[Dataset records]:
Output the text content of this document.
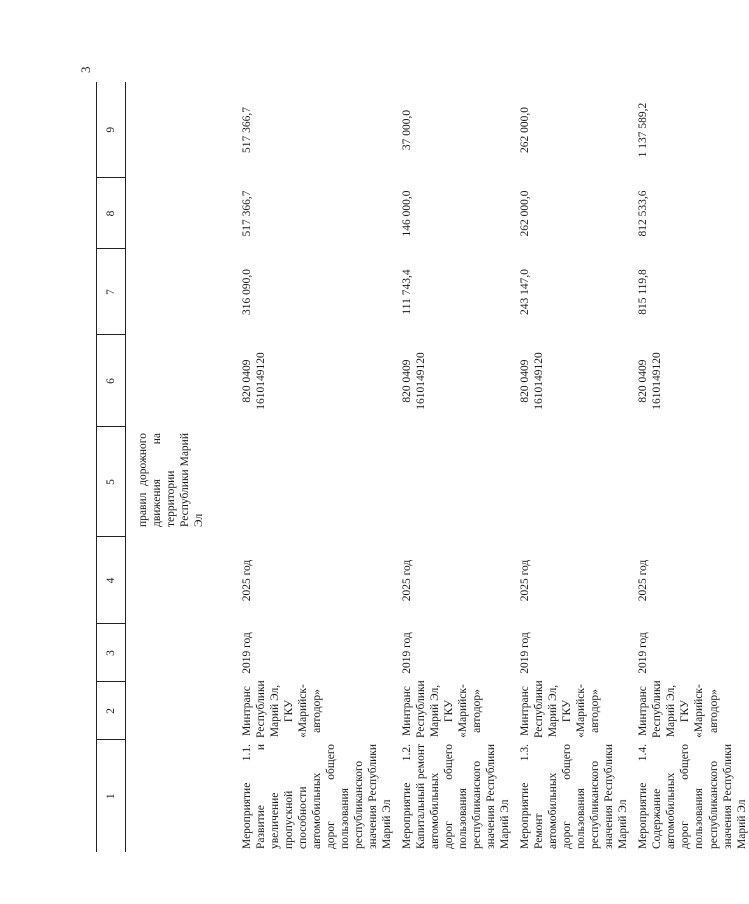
3
1	2	3	4	5	6	7	8	9
				правил дорожного движения на территории Республики Марий Эл				
Мероприятие 1.1. Развитие и увеличение пропускной способности автомобильных дорог общего пользования республиканского значения Республики Марий Эл	Минтранс Республики Марий Эл, ГКУ «Марийск-автодор»	2019 год	2025 год		820 0409 1610149120	316 090,0	517 366,7	517 366,7
Мероприятие 1.2. Капитальный ремонт автомобильных дорог общего пользования республиканского значения Республики Марий Эл	Минтранс Республики Марий Эл, ГКУ «Марийск-автодор»	2019 год	2025 год		820 0409 1610149120	111 743,4	146 000,0	37 000,0
Мероприятие 1.3. Ремонт автомобильных дорог общего пользования республиканского значения Республики Марий Эл	Минтранс Республики Марий Эл, ГКУ «Марийск-автодор»	2019 год	2025 год		820 0409 1610149120	243 147,0	262 000,0	262 000,0
Мероприятие 1.4. Содержание автомобильных дорог общего пользования республиканского значения Республики Марий Эл	Минтранс Республики Марий Эл, ГКУ «Марийск-автодор»	2019 год	2025 год		820 0409 1610149120	815 119,8	812 533,6	1 137 589,2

[Request]: Print the whole listing above once more, word for word, without its pictures.

[Answer to this task]:
Output the text content of this document.
3
1	2	3	4	5	6	7	8	9
				правил дорожного движения на территории Республики Марий Эл				
Мероприятие 1.1. Развитие и увеличение пропускной способности автомобильных дорог общего пользования республиканского значения Республики Марий Эл	Минтранс Республики Марий Эл, ГКУ «Марийск-автодор»	2019 год	2025 год		820 0409 1610149120	316 090,0	517 366,7	517 366,7
Мероприятие 1.2. Капитальный ремонт автомобильных дорог общего пользования республиканского значения Республики Марий Эл	Минтранс Республики Марий Эл, ГКУ «Марийск-автодор»	2019 год	2025 год		820 0409 1610149120	111 743,4	146 000,0	37 000,0
Мероприятие 1.3. Ремонт автомобильных дорог общего пользования республиканского значения Республики Марий Эл	Минтранс Республики Марий Эл, ГКУ «Марийск-автодор»	2019 год	2025 год		820 0409 1610149120	243 147,0	262 000,0	262 000,0
Мероприятие 1.4. Содержание автомобильных дорог общего пользования республиканского значения Республики Марий Эл	Минтранс Республики Марий Эл, ГКУ «Марийск-автодор»	2019 год	2025 год		820 0409 1610149120	815 119,8	812 533,6	1 137 589,2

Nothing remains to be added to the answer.